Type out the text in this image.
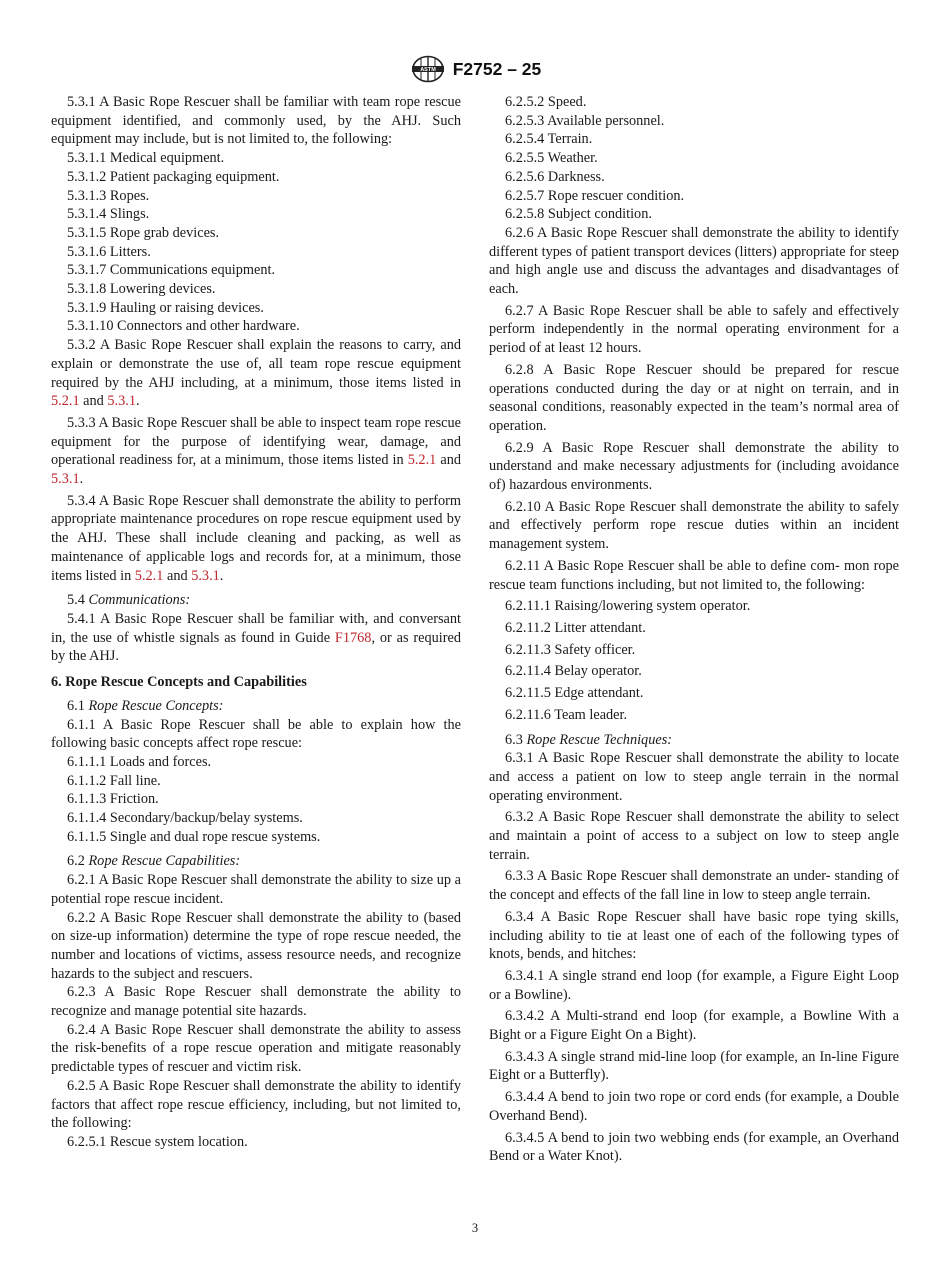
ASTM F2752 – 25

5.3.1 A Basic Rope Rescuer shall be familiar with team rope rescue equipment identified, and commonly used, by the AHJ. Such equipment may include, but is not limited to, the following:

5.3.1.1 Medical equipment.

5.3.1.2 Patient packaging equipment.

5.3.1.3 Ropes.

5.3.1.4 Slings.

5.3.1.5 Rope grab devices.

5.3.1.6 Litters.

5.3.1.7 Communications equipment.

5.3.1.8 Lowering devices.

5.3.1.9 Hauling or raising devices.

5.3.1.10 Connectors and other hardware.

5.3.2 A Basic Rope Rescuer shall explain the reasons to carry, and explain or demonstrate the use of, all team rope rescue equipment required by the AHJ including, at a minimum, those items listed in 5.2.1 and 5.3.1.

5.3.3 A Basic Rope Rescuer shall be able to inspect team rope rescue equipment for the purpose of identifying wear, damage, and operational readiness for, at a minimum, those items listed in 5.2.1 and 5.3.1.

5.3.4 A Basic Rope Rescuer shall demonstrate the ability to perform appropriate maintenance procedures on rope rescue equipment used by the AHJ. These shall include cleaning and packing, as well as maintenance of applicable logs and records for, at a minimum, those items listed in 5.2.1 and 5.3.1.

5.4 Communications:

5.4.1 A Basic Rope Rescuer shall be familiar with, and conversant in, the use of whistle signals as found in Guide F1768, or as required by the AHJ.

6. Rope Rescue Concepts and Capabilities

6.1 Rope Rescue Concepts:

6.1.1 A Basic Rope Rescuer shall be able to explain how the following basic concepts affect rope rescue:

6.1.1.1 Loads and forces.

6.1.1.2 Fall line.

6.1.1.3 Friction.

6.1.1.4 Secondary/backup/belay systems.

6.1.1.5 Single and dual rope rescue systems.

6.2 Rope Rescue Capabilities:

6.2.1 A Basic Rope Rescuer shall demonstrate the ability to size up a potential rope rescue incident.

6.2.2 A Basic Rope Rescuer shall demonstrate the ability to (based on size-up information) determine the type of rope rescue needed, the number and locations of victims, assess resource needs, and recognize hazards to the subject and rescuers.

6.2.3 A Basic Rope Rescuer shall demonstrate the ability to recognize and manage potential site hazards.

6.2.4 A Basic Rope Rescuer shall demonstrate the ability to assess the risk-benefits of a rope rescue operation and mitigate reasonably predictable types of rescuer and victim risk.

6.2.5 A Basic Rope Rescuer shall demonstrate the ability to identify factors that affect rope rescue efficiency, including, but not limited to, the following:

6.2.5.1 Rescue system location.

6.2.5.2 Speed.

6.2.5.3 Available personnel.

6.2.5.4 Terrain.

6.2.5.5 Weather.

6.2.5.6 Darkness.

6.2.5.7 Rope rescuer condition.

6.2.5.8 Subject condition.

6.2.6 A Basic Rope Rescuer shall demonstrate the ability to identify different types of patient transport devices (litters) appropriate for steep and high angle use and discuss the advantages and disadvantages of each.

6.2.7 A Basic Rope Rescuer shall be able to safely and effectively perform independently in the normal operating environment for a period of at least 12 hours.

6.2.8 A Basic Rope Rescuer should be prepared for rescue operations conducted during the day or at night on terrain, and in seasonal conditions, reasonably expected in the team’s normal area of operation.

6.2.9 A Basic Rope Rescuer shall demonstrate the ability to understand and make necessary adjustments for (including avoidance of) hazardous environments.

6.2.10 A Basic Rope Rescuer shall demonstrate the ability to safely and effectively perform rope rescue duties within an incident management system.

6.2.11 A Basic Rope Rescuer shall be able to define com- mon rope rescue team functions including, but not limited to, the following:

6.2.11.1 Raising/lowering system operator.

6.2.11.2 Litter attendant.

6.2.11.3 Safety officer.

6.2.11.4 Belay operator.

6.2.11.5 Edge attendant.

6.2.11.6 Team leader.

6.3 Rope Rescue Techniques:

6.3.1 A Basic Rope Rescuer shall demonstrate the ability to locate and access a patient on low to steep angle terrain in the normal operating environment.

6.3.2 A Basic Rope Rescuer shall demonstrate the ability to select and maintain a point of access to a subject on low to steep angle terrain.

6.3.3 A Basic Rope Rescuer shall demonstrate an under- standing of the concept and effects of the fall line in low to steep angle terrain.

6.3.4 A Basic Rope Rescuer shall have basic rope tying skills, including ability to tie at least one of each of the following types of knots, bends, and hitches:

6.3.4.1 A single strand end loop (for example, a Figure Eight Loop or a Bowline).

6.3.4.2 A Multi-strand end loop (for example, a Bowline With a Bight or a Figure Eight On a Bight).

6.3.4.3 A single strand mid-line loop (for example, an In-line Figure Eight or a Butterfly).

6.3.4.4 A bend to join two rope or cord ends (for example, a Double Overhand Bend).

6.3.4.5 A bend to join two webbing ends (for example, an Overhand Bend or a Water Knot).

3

============================================================

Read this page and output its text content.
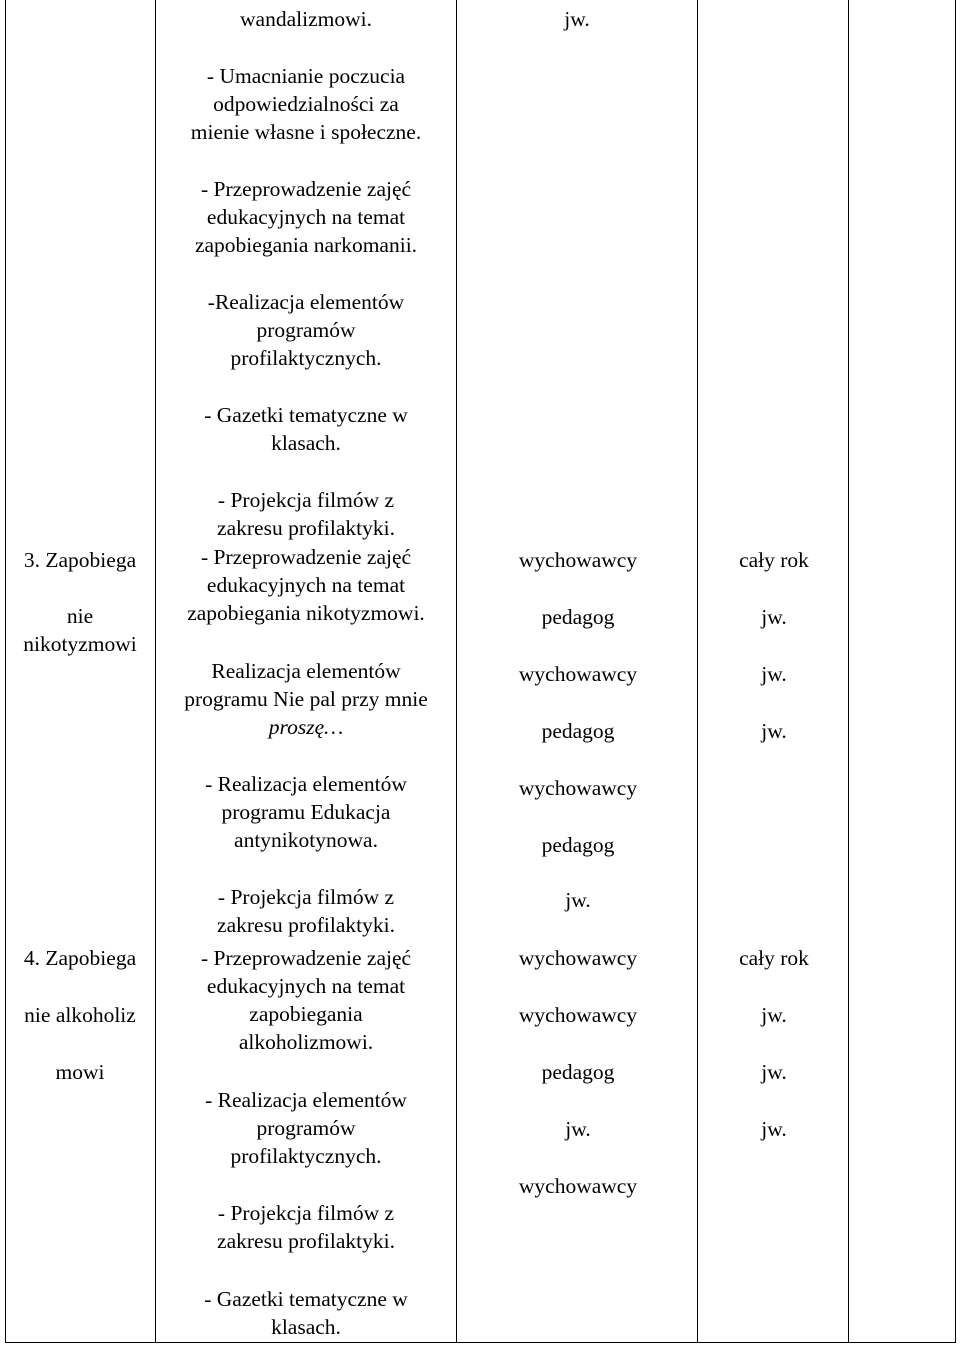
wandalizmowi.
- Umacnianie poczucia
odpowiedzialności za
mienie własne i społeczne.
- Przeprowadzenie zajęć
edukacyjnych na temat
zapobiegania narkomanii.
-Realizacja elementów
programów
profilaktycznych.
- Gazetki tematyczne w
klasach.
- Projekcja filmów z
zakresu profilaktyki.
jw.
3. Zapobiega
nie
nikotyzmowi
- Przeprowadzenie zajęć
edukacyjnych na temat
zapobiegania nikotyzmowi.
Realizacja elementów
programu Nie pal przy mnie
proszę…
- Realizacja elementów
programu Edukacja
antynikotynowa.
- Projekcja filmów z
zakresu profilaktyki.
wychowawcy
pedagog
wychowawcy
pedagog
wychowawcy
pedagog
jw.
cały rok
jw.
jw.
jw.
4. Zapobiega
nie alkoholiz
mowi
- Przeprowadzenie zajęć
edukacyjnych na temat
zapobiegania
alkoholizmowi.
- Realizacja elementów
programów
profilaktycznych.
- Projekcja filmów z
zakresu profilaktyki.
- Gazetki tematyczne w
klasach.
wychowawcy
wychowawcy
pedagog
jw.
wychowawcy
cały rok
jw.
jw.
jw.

============================================================

- _Written problem_:
Reproduce every line from the entries that holds the word "operator".

- _Solution_:
6.2.11.1 Raising/lowering system operator.
6.2.11.4 Belay operator.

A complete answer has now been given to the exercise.